Lines containing the word "JSON" are the ones to copy from the records below.

### Task data
** START **
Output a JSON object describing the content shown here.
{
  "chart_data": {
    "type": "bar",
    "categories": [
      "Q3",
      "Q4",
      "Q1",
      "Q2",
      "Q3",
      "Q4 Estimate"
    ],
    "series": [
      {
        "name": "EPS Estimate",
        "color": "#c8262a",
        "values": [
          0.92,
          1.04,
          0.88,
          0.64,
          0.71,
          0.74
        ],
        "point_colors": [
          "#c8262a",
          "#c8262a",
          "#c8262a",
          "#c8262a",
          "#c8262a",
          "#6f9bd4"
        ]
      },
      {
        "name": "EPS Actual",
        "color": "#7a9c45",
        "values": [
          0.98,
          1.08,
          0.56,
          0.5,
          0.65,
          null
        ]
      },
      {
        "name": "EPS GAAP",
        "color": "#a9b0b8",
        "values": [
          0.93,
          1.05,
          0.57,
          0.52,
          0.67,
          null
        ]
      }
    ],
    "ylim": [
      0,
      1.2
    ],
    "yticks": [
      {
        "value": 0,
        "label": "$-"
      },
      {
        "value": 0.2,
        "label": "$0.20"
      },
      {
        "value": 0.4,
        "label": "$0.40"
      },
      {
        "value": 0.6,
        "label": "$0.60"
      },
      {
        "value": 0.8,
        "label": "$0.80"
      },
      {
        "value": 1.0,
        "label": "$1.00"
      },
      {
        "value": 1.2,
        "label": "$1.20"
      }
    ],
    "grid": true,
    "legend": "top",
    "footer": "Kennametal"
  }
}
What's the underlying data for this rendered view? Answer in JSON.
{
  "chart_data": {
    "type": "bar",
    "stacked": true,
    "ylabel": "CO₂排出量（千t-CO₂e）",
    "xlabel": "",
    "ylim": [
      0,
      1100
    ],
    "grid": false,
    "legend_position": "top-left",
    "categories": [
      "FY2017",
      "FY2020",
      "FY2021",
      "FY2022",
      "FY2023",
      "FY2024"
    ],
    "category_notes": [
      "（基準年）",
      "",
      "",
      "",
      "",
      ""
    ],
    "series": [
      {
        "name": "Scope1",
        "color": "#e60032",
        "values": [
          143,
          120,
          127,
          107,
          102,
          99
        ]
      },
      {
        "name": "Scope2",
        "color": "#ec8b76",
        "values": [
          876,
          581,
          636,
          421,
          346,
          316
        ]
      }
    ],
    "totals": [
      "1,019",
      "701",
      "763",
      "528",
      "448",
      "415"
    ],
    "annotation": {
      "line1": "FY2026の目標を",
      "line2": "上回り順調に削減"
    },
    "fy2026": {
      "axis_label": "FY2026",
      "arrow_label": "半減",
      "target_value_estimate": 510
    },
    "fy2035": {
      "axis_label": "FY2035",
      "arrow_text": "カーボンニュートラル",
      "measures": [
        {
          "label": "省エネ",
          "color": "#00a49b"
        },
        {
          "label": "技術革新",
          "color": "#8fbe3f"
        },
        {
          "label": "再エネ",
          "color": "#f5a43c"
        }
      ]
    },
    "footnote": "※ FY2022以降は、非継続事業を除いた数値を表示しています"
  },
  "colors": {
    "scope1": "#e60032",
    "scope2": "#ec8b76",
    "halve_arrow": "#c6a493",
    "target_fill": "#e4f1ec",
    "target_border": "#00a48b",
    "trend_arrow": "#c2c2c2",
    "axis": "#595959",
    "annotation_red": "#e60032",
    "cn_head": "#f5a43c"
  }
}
** END **
### Reply
Output a JSON object describing the content shown here.
What's the underlying data for this rendered view? Answer in JSON.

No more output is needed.